Stored dataset items

- - -

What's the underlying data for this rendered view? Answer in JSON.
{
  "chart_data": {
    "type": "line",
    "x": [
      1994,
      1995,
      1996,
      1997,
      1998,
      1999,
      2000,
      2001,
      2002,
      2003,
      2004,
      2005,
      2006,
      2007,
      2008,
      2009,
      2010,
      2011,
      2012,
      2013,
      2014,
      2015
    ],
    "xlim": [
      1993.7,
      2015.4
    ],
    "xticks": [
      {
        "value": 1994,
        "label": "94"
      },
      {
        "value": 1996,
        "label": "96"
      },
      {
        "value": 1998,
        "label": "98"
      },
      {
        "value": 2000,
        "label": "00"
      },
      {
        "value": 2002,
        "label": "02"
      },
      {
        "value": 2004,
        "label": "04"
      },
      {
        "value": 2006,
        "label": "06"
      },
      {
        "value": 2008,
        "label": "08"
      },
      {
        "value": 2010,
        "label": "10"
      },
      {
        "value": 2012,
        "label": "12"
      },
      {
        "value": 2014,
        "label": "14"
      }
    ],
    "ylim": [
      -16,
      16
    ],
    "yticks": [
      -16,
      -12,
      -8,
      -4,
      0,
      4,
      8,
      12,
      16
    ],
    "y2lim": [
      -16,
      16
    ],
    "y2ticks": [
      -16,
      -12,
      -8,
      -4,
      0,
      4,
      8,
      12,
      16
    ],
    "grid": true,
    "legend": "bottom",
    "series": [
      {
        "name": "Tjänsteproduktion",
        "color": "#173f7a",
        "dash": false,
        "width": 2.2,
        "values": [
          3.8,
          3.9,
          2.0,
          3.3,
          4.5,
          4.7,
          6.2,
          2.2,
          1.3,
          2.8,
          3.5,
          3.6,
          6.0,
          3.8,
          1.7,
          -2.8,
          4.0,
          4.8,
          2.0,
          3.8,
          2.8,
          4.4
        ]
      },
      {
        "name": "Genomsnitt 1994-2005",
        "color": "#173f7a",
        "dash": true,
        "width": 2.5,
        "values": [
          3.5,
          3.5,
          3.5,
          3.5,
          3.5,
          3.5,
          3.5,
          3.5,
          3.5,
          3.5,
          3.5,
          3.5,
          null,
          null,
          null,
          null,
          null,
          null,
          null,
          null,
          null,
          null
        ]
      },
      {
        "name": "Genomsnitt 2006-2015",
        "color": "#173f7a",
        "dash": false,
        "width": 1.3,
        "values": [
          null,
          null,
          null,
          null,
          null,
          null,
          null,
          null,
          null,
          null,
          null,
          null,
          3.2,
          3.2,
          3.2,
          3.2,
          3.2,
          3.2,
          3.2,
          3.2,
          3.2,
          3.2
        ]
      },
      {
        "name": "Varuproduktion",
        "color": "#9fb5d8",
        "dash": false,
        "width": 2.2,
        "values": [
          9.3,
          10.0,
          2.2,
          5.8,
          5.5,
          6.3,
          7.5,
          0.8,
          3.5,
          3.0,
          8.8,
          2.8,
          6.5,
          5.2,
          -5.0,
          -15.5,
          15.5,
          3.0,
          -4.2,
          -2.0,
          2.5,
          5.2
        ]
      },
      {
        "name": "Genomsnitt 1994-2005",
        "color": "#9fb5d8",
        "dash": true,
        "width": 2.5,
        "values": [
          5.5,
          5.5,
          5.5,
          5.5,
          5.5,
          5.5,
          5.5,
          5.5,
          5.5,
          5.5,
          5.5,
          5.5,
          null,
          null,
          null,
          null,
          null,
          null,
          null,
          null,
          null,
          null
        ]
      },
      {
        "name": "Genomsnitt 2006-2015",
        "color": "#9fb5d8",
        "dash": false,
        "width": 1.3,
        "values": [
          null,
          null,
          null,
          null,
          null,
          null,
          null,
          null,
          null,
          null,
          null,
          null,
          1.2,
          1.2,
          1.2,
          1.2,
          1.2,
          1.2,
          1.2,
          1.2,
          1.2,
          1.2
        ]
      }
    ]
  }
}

- - -

= The task =
What is needed is an exact copy of every entry above.

= Answer for this exercise =
What's the underlying data for this rendered view? Answer in JSON.
{
  "chart_data": {
    "type": "line",
    "x": [
      1994,
      1995,
      1996,
      1997,
      1998,
      1999,
      2000,
      2001,
      2002,
      2003,
      2004,
      2005,
      2006,
      2007,
      2008,
      2009,
      2010,
      2011,
      2012,
      2013,
      2014,
      2015
    ],
    "xlim": [
      1993.7,
      2015.4
    ],
    "xticks": [
      {
        "value": 1994,
        "label": "94"
      },
      {
        "value": 1996,
        "label": "96"
      },
      {
        "value": 1998,
        "label": "98"
      },
      {
        "value": 2000,
        "label": "00"
      },
      {
        "value": 2002,
        "label": "02"
      },
      {
        "value": 2004,
        "label": "04"
      },
      {
        "value": 2006,
        "label": "06"
      },
      {
        "value": 2008,
        "label": "08"
      },
      {
        "value": 2010,
        "label": "10"
      },
      {
        "value": 2012,
        "label": "12"
      },
      {
        "value": 2014,
        "label": "14"
      }
    ],
    "ylim": [
      -16,
      16
    ],
    "yticks": [
      -16,
      -12,
      -8,
      -4,
      0,
      4,
      8,
      12,
      16
    ],
    "y2lim": [
      -16,
      16
    ],
    "y2ticks": [
      -16,
      -12,
      -8,
      -4,
      0,
      4,
      8,
      12,
      16
    ],
    "grid": true,
    "legend": "bottom",
    "series": [
      {
        "name": "Tjänsteproduktion",
        "color": "#173f7a",
        "dash": false,
        "width": 2.2,
        "values": [
          3.8,
          3.9,
          2.0,
          3.3,
          4.5,
          4.7,
          6.2,
          2.2,
          1.3,
          2.8,
          3.5,
          3.6,
          6.0,
          3.8,
          1.7,
          -2.8,
          4.0,
          4.8,
          2.0,
          3.8,
          2.8,
          4.4
        ]
      },
      {
        "name": "Genomsnitt 1994-2005",
        "color": "#173f7a",
        "dash": true,
        "width": 2.5,
        "values": [
          3.5,
          3.5,
          3.5,
          3.5,
          3.5,
          3.5,
          3.5,
          3.5,
          3.5,
          3.5,
          3.5,
          3.5,
          null,
          null,
          null,
          null,
          null,
          null,
          null,
          null,
          null,
          null
        ]
      },
      {
        "name": "Genomsnitt 2006-2015",
        "color": "#173f7a",
        "dash": false,
        "width": 1.3,
        "values": [
          null,
          null,
          null,
          null,
          null,
          null,
          null,
          null,
          null,
          null,
          null,
          null,
          3.2,
          3.2,
          3.2,
          3.2,
          3.2,
          3.2,
          3.2,
          3.2,
          3.2,
          3.2
        ]
      },
      {
        "name": "Varuproduktion",
        "color": "#9fb5d8",
        "dash": false,
        "width": 2.2,
        "values": [
          9.3,
          10.0,
          2.2,
          5.8,
          5.5,
          6.3,
          7.5,
          0.8,
          3.5,
          3.0,
          8.8,
          2.8,
          6.5,
          5.2,
          -5.0,
          -15.5,
          15.5,
          3.0,
          -4.2,
          -2.0,
          2.5,
          5.2
        ]
      },
      {
        "name": "Genomsnitt 1994-2005",
        "color": "#9fb5d8",
        "dash": true,
        "width": 2.5,
        "values": [
          5.5,
          5.5,
          5.5,
          5.5,
          5.5,
          5.5,
          5.5,
          5.5,
          5.5,
          5.5,
          5.5,
          5.5,
          null,
          null,
          null,
          null,
          null,
          null,
          null,
          null,
          null,
          null
        ]
      },
      {
        "name": "Genomsnitt 2006-2015",
        "color": "#9fb5d8",
        "dash": false,
        "width": 1.3,
        "values": [
          null,
          null,
          null,
          null,
          null,
          null,
          null,
          null,
          null,
          null,
          null,
          null,
          1.2,
          1.2,
          1.2,
          1.2,
          1.2,
          1.2,
          1.2,
          1.2,
          1.2,
          1.2
        ]
      }
    ]
  }
}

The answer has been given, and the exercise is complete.